*Records*

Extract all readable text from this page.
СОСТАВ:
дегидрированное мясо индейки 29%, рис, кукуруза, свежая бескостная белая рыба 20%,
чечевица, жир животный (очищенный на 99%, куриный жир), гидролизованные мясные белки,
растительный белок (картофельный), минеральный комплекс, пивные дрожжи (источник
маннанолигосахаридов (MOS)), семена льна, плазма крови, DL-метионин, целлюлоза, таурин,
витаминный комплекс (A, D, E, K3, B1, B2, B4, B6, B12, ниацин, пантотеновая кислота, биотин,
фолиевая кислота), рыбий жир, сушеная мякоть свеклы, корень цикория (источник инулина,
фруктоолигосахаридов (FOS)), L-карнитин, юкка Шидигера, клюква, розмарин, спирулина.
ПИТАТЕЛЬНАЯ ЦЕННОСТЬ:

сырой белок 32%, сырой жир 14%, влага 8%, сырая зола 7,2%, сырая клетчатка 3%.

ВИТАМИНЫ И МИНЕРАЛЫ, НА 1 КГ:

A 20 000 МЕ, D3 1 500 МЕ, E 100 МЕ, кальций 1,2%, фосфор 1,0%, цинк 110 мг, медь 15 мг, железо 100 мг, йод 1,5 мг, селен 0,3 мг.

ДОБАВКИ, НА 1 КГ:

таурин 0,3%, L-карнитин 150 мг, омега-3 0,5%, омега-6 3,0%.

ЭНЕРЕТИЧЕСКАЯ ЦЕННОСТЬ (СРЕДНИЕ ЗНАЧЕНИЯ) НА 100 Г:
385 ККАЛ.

*Exercise brief*
Output the full listing without altering anything.

*Task answer*
Extract all readable text from this page.
СОСТАВ:
дегидрированное мясо индейки 29%, рис, кукуруза, свежая бескостная белая рыба 20%,
чечевица, жир животный (очищенный на 99%, куриный жир), гидролизованные мясные белки,
растительный белок (картофельный), минеральный комплекс, пивные дрожжи (источник
маннанолигосахаридов (MOS)), семена льна, плазма крови, DL-метионин, целлюлоза, таурин,
витаминный комплекс (A, D, E, K3, B1, B2, B4, B6, B12, ниацин, пантотеновая кислота, биотин,
фолиевая кислота), рыбий жир, сушеная мякоть свеклы, корень цикория (источник инулина,
фруктоолигосахаридов (FOS)), L-карнитин, юкка Шидигера, клюква, розмарин, спирулина.
ПИТАТЕЛЬНАЯ ЦЕННОСТЬ:

сырой белок 32%, сырой жир 14%, влага 8%, сырая зола 7,2%, сырая клетчатка 3%.

ВИТАМИНЫ И МИНЕРАЛЫ, НА 1 КГ:

A 20 000 МЕ, D3 1 500 МЕ, E 100 МЕ, кальций 1,2%, фосфор 1,0%, цинк 110 мг, медь 15 мг, железо 100 мг, йод 1,5 мг, селен 0,3 мг.

ДОБАВКИ, НА 1 КГ:

таурин 0,3%, L-карнитин 150 мг, омега-3 0,5%, омега-6 3,0%.

ЭНЕРЕТИЧЕСКАЯ ЦЕННОСТЬ (СРЕДНИЕ ЗНАЧЕНИЯ) НА 100 Г:
385 ККАЛ.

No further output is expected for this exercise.